■ THE REQUEST ■
Could you copy every line from the material below in which "structured" appears?

■ MATERIAL ■
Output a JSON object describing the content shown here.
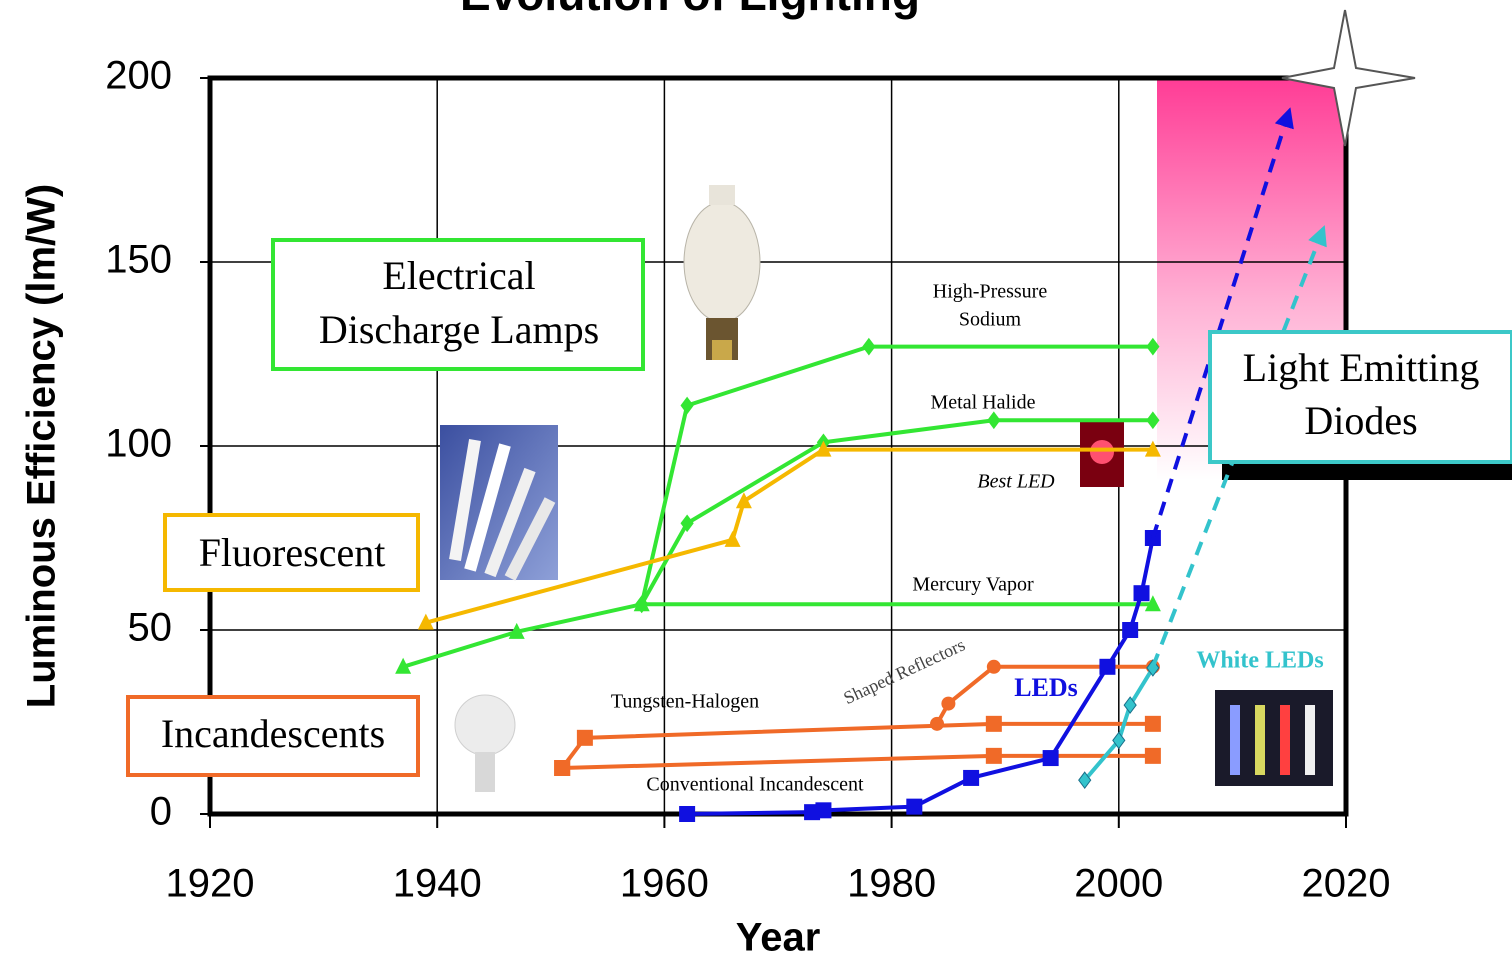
{
  "chart_data": {
    "type": "line",
    "title": "Evolution of Lighting",
    "xlabel": "Year",
    "ylabel": "Luminous Efficiency (lm/W)",
    "xlim": [
      1920,
      2020
    ],
    "ylim": [
      0,
      200
    ],
    "xticks": [
      1920,
      1940,
      1960,
      1980,
      2000,
      2020
    ],
    "yticks": [
      0,
      50,
      100,
      150,
      200
    ],
    "grid": true,
    "series": [
      {
        "name": "Mercury Vapor",
        "color": "#33e633",
        "marker": "triangle",
        "x": [
          1937,
          1947,
          1958,
          2003
        ],
        "values": [
          40,
          49.5,
          57,
          57
        ]
      },
      {
        "name": "High-Pressure Sodium",
        "color": "#33e633",
        "marker": "diamond",
        "x": [
          1958,
          1962,
          1978,
          2003
        ],
        "values": [
          57,
          111,
          127,
          127
        ]
      },
      {
        "name": "Metal Halide",
        "color": "#33e633",
        "marker": "diamond",
        "x": [
          1958,
          1962,
          1974,
          1989,
          2003
        ],
        "values": [
          57,
          79,
          101,
          107,
          107
        ]
      },
      {
        "name": "Fluorescent",
        "color": "#f5b800",
        "marker": "triangle",
        "x": [
          1939,
          1966,
          1967,
          1974,
          2003
        ],
        "values": [
          52,
          74.5,
          85,
          99,
          99
        ]
      },
      {
        "name": "Tungsten-Halogen",
        "color": "#f06a28",
        "marker": "square",
        "x": [
          1951,
          1953,
          1989,
          2003
        ],
        "values": [
          12.5,
          20.7,
          24.5,
          24.5
        ]
      },
      {
        "name": "Conventional Incandescent",
        "color": "#f06a28",
        "marker": "square",
        "x": [
          1951,
          1989,
          2003
        ],
        "values": [
          12.5,
          15.8,
          15.8
        ]
      },
      {
        "name": "Shaped Reflectors",
        "color": "#f06a28",
        "marker": "circle",
        "x": [
          1984,
          1985,
          1989,
          2003
        ],
        "values": [
          24.5,
          30,
          40,
          40
        ]
      },
      {
        "name": "LEDs",
        "color": "#1010e0",
        "marker": "square",
        "x": [
          1962,
          1973,
          1974,
          1982,
          1987,
          1994,
          1999,
          2001,
          2002,
          2003
        ],
        "values": [
          0,
          0.5,
          1,
          2,
          9.8,
          15.2,
          40,
          50,
          60,
          75
        ]
      },
      {
        "name": "White LEDs",
        "color": "#33c3cc",
        "marker": "diamond",
        "x": [
          1997,
          2000,
          2001,
          2003
        ],
        "values": [
          9.2,
          20,
          29.6,
          39.7
        ]
      },
      {
        "color": "#1010e0",
        "dashed": true,
        "x": [
          2003,
          2015
        ],
        "values": [
          75,
          191
        ]
      },
      {
        "color": "#33c3cc",
        "dashed": true,
        "x": [
          2003,
          2018
        ],
        "values": [
          40,
          159
        ]
      }
    ],
    "annotations": [
      [
        "Electrical",
        "Discharge Lamps"
      ],
      [
        "Fluorescent"
      ],
      [
        "Incandescents"
      ],
      [
        "Light Emitting",
        "Diodes"
      ],
      [
        "High-Pressure",
        "Sodium"
      ],
      [
        "Metal Halide"
      ],
      [
        "Best LED"
      ],
      [
        "Mercury Vapor"
      ],
      [
        "Tungsten-Halogen"
      ],
      [
        "Shaped Reflectors"
      ],
      [
        "Conventional Incandescent"
      ],
      [
        "LEDs"
      ],
      [
        "White LEDs"
      ]
    ]
  }
}
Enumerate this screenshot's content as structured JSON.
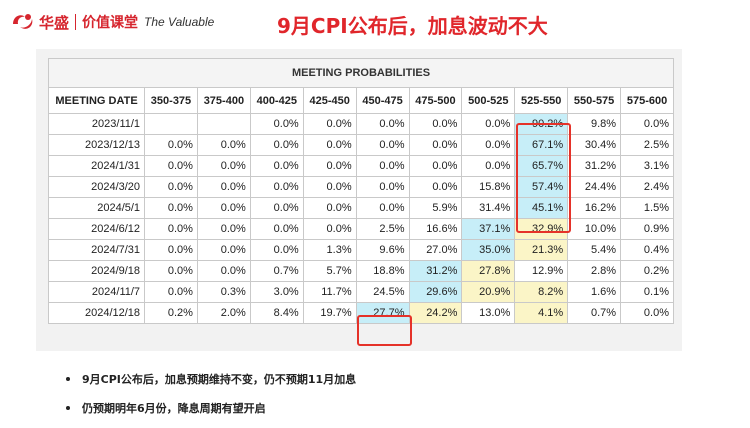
{
  "header": {
    "brand_cn": "华盛",
    "course_cn": "价值课堂",
    "tagline": "The Valuable",
    "title": "9月CPI公布后，加息波动不大"
  },
  "table": {
    "banner": "MEETING PROBABILITIES",
    "columns": [
      "MEETING DATE",
      "350-375",
      "375-400",
      "400-425",
      "425-450",
      "450-475",
      "475-500",
      "500-525",
      "525-550",
      "550-575",
      "575-600"
    ],
    "rows": [
      {
        "date": "2023/11/1",
        "cells": [
          "",
          "",
          "0.0%",
          "0.0%",
          "0.0%",
          "0.0%",
          "0.0%",
          "90.2%",
          "9.8%",
          "0.0%"
        ]
      },
      {
        "date": "2023/12/13",
        "cells": [
          "0.0%",
          "0.0%",
          "0.0%",
          "0.0%",
          "0.0%",
          "0.0%",
          "0.0%",
          "67.1%",
          "30.4%",
          "2.5%"
        ]
      },
      {
        "date": "2024/1/31",
        "cells": [
          "0.0%",
          "0.0%",
          "0.0%",
          "0.0%",
          "0.0%",
          "0.0%",
          "0.0%",
          "65.7%",
          "31.2%",
          "3.1%"
        ]
      },
      {
        "date": "2024/3/20",
        "cells": [
          "0.0%",
          "0.0%",
          "0.0%",
          "0.0%",
          "0.0%",
          "0.0%",
          "15.8%",
          "57.4%",
          "24.4%",
          "2.4%"
        ]
      },
      {
        "date": "2024/5/1",
        "cells": [
          "0.0%",
          "0.0%",
          "0.0%",
          "0.0%",
          "0.0%",
          "5.9%",
          "31.4%",
          "45.1%",
          "16.2%",
          "1.5%"
        ]
      },
      {
        "date": "2024/6/12",
        "cells": [
          "0.0%",
          "0.0%",
          "0.0%",
          "0.0%",
          "2.5%",
          "16.6%",
          "37.1%",
          "32.9%",
          "10.0%",
          "0.9%"
        ]
      },
      {
        "date": "2024/7/31",
        "cells": [
          "0.0%",
          "0.0%",
          "0.0%",
          "1.3%",
          "9.6%",
          "27.0%",
          "35.0%",
          "21.3%",
          "5.4%",
          "0.4%"
        ]
      },
      {
        "date": "2024/9/18",
        "cells": [
          "0.0%",
          "0.0%",
          "0.7%",
          "5.7%",
          "18.8%",
          "31.2%",
          "27.8%",
          "12.9%",
          "2.8%",
          "0.2%"
        ]
      },
      {
        "date": "2024/11/7",
        "cells": [
          "0.0%",
          "0.3%",
          "3.0%",
          "11.7%",
          "24.5%",
          "29.6%",
          "20.9%",
          "8.2%",
          "1.6%",
          "0.1%"
        ]
      },
      {
        "date": "2024/12/18",
        "cells": [
          "0.2%",
          "2.0%",
          "8.4%",
          "19.7%",
          "27.7%",
          "24.2%",
          "13.0%",
          "4.1%",
          "0.7%",
          "0.0%"
        ]
      }
    ],
    "highlight_colors": {
      "blue": "#c7eef8",
      "yellow": "#fbf5c7",
      "box": "#e53229"
    },
    "blue_cells": [
      [
        0,
        7
      ],
      [
        1,
        7
      ],
      [
        2,
        7
      ],
      [
        3,
        7
      ],
      [
        4,
        7
      ],
      [
        5,
        6
      ],
      [
        6,
        6
      ],
      [
        7,
        5
      ],
      [
        8,
        5
      ],
      [
        9,
        4
      ]
    ],
    "yellow_cells": [
      [
        5,
        7
      ],
      [
        6,
        7
      ],
      [
        7,
        6
      ],
      [
        8,
        6
      ],
      [
        9,
        5
      ],
      [
        9,
        7
      ],
      [
        8,
        7
      ]
    ]
  },
  "bullets": [
    "9月CPI公布后，加息预期维持不变，仍不预期11月加息",
    "仍预期明年6月份，降息周期有望开启"
  ]
}
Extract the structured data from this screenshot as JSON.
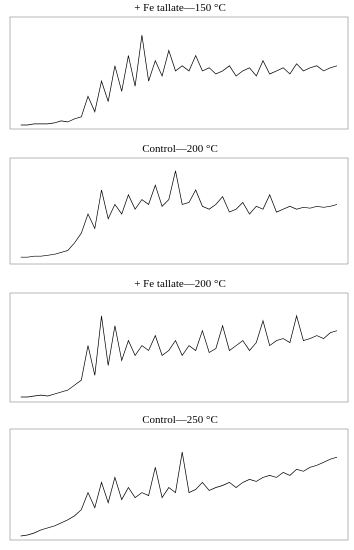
{
  "chart_data": [
    {
      "type": "line",
      "title": "+ Fe tallate—150 °C",
      "xlim": [
        0,
        37
      ],
      "ylim": [
        0,
        100
      ],
      "x": [
        0.75,
        1.5,
        2.25,
        3,
        3.75,
        4.5,
        5.25,
        6,
        6.75,
        7.5,
        8.25,
        9,
        9.75,
        10.5,
        11.25,
        12,
        12.75,
        13.5,
        14.25,
        15,
        15.75,
        16.5,
        17.25,
        18,
        18.75,
        19.5,
        20.25,
        21,
        21.75,
        22.5,
        23.25,
        24,
        24.75,
        25.5,
        26.25,
        27,
        27.75,
        28.5,
        29.25,
        30,
        30.75,
        31.5,
        32.25,
        33,
        33.75,
        34.5,
        35.25,
        36
      ],
      "series": [
        {
          "color": "#000000",
          "values": [
            2,
            2,
            3,
            3,
            3,
            4,
            6,
            5,
            8,
            10,
            30,
            15,
            45,
            25,
            60,
            35,
            70,
            40,
            90,
            45,
            65,
            50,
            75,
            55,
            60,
            55,
            70,
            55,
            58,
            52,
            55,
            60,
            50,
            55,
            58,
            50,
            65,
            52,
            55,
            58,
            52,
            62,
            55,
            58,
            60,
            55,
            58,
            60
          ]
        }
      ]
    },
    {
      "type": "line",
      "title": "Control—200 °C",
      "xlim": [
        0,
        37
      ],
      "ylim": [
        0,
        100
      ],
      "x": [
        0.75,
        1.5,
        2.25,
        3,
        3.75,
        4.5,
        5.25,
        6,
        6.75,
        7.5,
        8.25,
        9,
        9.75,
        10.5,
        11.25,
        12,
        12.75,
        13.5,
        14.25,
        15,
        15.75,
        16.5,
        17.25,
        18,
        18.75,
        19.5,
        20.25,
        21,
        21.75,
        22.5,
        23.25,
        24,
        24.75,
        25.5,
        26.25,
        27,
        27.75,
        28.5,
        29.25,
        30,
        30.75,
        31.5,
        32.25,
        33,
        33.75,
        34.5,
        35.25,
        36
      ],
      "series": [
        {
          "color": "#000000",
          "values": [
            5,
            5,
            6,
            6,
            7,
            8,
            10,
            12,
            20,
            30,
            50,
            35,
            75,
            45,
            60,
            50,
            70,
            55,
            65,
            60,
            80,
            58,
            65,
            95,
            60,
            62,
            75,
            58,
            55,
            60,
            68,
            52,
            55,
            62,
            50,
            58,
            55,
            70,
            52,
            55,
            58,
            55,
            57,
            56,
            58,
            57,
            58,
            60
          ]
        }
      ]
    },
    {
      "type": "line",
      "title": "+ Fe tallate—200 °C",
      "xlim": [
        0,
        37
      ],
      "ylim": [
        0,
        100
      ],
      "x": [
        0.75,
        1.5,
        2.25,
        3,
        3.75,
        4.5,
        5.25,
        6,
        6.75,
        7.5,
        8.25,
        9,
        9.75,
        10.5,
        11.25,
        12,
        12.75,
        13.5,
        14.25,
        15,
        15.75,
        16.5,
        17.25,
        18,
        18.75,
        19.5,
        20.25,
        21,
        21.75,
        22.5,
        23.25,
        24,
        24.75,
        25.5,
        26.25,
        27,
        27.75,
        28.5,
        29.25,
        30,
        30.75,
        31.5,
        32.25,
        33,
        33.75,
        34.5,
        35.25,
        36
      ],
      "series": [
        {
          "color": "#000000",
          "values": [
            3,
            3,
            4,
            5,
            4,
            6,
            8,
            10,
            15,
            20,
            55,
            25,
            85,
            35,
            75,
            40,
            60,
            45,
            55,
            50,
            65,
            45,
            50,
            60,
            45,
            55,
            50,
            70,
            48,
            52,
            75,
            50,
            55,
            60,
            50,
            58,
            80,
            55,
            60,
            62,
            58,
            85,
            60,
            62,
            65,
            62,
            68,
            70
          ]
        }
      ]
    },
    {
      "type": "line",
      "title": "Control—250 °C",
      "xlim": [
        0,
        37
      ],
      "ylim": [
        0,
        100
      ],
      "x": [
        0.75,
        1.5,
        2.25,
        3,
        3.75,
        4.5,
        5.25,
        6,
        6.75,
        7.5,
        8.25,
        9,
        9.75,
        10.5,
        11.25,
        12,
        12.75,
        13.5,
        14.25,
        15,
        15.75,
        16.5,
        17.25,
        18,
        18.75,
        19.5,
        20.25,
        21,
        21.75,
        22.5,
        23.25,
        24,
        24.75,
        25.5,
        26.25,
        27,
        27.75,
        28.5,
        29.25,
        30,
        30.75,
        31.5,
        32.25,
        33,
        33.75,
        34.5,
        35.25,
        36
      ],
      "series": [
        {
          "color": "#000000",
          "values": [
            2,
            3,
            5,
            8,
            10,
            12,
            15,
            18,
            22,
            28,
            45,
            30,
            55,
            35,
            60,
            38,
            50,
            40,
            45,
            42,
            70,
            40,
            50,
            45,
            85,
            45,
            48,
            55,
            47,
            50,
            52,
            55,
            50,
            55,
            58,
            56,
            60,
            62,
            60,
            65,
            62,
            68,
            66,
            70,
            72,
            75,
            78,
            80
          ]
        }
      ]
    }
  ]
}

■ SOLUTION TO THIS TASK ■
Enumerate this screenshot's content as structured JSON.
Extract the structured data from this screenshot as JSON.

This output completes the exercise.